## Begin INPUT RECORDS
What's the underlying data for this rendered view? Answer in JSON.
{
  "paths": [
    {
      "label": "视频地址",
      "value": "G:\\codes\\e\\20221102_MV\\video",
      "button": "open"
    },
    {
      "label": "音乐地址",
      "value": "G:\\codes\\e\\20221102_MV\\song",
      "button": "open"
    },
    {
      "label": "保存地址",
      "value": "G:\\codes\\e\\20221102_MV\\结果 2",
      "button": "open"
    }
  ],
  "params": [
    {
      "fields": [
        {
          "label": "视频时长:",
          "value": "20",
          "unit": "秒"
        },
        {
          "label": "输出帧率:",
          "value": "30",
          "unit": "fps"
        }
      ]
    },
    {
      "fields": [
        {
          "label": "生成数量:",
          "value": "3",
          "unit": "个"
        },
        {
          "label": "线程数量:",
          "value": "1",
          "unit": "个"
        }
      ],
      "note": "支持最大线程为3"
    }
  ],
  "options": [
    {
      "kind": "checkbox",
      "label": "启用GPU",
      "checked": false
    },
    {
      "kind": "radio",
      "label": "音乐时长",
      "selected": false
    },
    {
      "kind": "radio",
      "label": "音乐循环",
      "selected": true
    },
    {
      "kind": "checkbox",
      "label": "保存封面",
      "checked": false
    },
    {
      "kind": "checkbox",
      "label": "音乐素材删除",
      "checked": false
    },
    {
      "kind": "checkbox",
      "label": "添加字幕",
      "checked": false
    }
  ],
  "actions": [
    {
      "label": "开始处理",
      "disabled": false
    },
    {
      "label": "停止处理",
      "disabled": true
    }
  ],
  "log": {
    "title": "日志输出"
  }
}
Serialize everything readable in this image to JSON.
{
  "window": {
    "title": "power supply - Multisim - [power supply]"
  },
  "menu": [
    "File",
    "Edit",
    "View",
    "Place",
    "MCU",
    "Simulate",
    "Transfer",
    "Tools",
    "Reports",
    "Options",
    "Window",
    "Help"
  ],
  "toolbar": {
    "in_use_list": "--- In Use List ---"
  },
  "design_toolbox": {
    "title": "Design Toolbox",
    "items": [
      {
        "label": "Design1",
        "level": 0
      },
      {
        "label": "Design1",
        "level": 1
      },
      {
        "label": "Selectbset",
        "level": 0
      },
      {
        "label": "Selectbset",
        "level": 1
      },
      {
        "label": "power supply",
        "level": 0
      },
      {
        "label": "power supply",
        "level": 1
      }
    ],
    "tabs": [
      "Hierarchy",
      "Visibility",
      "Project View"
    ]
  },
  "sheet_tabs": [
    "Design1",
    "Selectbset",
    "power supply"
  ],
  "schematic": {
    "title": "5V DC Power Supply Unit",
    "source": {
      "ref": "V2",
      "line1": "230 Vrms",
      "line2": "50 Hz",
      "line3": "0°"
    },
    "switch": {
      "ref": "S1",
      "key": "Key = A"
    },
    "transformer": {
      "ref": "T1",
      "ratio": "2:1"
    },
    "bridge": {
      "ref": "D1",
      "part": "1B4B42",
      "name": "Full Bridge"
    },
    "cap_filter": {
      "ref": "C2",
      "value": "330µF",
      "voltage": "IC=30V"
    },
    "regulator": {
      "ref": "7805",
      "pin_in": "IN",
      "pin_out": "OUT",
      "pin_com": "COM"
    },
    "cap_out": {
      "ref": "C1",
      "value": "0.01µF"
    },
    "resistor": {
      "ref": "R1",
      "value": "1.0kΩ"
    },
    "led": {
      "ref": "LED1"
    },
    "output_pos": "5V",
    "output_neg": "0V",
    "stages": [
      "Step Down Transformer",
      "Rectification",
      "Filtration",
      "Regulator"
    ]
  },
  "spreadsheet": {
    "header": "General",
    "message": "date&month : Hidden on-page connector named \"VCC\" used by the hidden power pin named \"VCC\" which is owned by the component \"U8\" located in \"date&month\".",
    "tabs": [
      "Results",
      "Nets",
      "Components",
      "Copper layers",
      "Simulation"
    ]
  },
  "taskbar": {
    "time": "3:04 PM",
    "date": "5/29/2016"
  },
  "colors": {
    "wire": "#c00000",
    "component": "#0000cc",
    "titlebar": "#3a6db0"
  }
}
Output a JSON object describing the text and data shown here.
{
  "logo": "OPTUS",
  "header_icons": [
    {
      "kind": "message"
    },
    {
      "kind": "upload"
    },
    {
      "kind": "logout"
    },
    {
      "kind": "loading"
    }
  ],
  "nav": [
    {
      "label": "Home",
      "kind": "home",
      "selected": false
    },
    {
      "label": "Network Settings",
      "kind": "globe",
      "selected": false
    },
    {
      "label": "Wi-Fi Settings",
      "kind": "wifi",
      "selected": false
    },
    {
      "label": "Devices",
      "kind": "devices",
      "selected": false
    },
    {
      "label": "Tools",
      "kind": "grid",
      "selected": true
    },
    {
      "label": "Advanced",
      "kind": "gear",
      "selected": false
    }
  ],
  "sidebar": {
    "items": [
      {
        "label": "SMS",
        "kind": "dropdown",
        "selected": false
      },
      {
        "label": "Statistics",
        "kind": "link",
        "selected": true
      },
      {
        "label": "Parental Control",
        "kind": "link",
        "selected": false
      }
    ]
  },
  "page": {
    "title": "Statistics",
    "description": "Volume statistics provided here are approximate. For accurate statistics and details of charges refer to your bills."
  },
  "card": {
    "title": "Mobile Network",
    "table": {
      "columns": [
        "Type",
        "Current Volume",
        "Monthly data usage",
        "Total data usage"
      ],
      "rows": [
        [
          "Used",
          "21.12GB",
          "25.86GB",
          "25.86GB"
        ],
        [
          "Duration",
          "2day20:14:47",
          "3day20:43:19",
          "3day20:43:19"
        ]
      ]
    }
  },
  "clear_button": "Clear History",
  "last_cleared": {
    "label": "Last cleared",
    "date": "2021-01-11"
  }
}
## End INPUT RECORDS
GIVEN REQUEST
Find the string "codes" in the records, then copy each line where it occurs.

THE RESPONSE
      "value": "G:\\codes\\e\\20221102_MV\\video",
      "value": "G:\\codes\\e\\20221102_MV\\song",
      "value": "G:\\codes\\e\\20221102_MV\\结果 2",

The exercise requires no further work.